Exercise requirements: From the listing below, extract each line containing the string "него".

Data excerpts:

'''

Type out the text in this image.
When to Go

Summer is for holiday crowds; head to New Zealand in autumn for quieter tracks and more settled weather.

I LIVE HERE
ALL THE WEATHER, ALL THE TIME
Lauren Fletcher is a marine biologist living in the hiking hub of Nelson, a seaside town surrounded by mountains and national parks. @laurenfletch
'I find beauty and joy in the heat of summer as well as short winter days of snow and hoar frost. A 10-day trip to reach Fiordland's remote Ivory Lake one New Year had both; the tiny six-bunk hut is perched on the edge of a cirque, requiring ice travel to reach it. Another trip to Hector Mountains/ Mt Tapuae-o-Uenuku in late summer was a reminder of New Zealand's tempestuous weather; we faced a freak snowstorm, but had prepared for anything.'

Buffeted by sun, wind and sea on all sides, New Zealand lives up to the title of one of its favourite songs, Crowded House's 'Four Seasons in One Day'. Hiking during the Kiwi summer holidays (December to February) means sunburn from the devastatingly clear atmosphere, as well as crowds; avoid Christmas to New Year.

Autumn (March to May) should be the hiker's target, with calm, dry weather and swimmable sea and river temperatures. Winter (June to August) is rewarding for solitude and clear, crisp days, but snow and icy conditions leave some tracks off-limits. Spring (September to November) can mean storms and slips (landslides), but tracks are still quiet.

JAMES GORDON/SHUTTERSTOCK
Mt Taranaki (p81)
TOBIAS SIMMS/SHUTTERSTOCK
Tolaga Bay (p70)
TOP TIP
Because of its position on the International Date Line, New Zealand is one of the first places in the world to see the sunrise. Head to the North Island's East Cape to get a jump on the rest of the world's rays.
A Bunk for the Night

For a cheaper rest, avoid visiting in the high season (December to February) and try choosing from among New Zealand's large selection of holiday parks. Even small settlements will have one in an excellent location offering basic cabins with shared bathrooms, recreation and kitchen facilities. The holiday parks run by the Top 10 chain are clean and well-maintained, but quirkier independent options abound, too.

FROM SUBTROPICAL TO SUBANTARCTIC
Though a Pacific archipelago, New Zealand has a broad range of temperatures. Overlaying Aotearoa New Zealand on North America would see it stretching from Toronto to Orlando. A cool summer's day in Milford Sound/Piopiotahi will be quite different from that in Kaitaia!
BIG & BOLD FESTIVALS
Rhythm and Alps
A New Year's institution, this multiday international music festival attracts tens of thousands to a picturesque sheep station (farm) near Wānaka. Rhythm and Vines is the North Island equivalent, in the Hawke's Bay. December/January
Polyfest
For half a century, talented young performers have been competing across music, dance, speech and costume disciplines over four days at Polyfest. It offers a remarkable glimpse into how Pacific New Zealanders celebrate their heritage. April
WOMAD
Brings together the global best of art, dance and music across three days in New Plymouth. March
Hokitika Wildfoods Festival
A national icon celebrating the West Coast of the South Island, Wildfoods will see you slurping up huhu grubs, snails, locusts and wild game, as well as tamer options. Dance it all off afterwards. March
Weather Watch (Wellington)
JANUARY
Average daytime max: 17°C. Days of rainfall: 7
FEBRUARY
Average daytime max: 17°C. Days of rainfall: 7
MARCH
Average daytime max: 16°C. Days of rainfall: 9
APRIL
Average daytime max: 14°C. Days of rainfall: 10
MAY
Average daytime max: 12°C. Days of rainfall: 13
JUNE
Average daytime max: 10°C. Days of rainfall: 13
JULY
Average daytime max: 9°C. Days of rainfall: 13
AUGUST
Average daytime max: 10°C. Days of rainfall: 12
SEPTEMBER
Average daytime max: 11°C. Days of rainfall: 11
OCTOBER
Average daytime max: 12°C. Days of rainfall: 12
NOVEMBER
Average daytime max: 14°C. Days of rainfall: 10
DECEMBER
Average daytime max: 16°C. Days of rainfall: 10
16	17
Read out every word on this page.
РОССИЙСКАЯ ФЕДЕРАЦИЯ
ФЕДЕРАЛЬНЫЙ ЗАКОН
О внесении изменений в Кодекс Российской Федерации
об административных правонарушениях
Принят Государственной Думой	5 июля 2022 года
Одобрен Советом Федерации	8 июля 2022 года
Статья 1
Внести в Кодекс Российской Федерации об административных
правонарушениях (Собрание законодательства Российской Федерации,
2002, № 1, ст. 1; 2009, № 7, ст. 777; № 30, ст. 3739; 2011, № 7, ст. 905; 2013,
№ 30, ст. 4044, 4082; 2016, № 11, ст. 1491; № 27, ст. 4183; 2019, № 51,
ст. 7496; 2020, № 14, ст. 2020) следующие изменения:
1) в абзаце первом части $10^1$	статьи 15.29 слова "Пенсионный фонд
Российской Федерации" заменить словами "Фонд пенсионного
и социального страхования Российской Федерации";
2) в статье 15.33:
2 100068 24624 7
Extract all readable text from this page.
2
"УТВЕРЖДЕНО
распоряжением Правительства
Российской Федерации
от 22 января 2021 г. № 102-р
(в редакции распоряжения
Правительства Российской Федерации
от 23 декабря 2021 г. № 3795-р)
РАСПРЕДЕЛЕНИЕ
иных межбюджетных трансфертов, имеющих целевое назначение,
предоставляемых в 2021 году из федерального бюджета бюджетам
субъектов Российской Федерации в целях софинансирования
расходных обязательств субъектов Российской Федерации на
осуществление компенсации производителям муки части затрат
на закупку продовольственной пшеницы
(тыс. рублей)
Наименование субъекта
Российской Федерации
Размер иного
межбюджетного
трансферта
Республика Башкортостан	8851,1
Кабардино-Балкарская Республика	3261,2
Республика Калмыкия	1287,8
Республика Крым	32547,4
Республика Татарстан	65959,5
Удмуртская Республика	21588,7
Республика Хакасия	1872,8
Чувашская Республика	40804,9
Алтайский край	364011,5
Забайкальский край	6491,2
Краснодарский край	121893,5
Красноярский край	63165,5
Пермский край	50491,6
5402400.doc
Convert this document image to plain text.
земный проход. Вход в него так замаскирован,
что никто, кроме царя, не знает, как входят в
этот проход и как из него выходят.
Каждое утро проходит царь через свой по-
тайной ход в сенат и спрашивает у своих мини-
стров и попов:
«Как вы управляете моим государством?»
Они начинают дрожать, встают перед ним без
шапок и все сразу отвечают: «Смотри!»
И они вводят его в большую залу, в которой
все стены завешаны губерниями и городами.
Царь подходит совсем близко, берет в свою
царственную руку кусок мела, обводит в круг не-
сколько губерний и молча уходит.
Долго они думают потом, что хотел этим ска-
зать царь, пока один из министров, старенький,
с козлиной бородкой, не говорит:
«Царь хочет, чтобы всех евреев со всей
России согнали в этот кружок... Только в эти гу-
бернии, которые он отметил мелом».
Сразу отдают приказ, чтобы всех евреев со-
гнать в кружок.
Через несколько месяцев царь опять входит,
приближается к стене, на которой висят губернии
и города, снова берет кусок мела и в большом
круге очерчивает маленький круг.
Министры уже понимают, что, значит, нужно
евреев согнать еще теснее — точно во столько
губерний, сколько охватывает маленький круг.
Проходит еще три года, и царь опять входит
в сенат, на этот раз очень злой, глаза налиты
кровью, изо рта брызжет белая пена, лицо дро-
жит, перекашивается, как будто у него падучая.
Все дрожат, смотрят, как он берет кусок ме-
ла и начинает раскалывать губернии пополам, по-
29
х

'''

Reply to the exercise:
земный проход. Вход в него так замаскирован,
этот проход и как из него выходят.
жит, перекашивается, как будто у него падучая.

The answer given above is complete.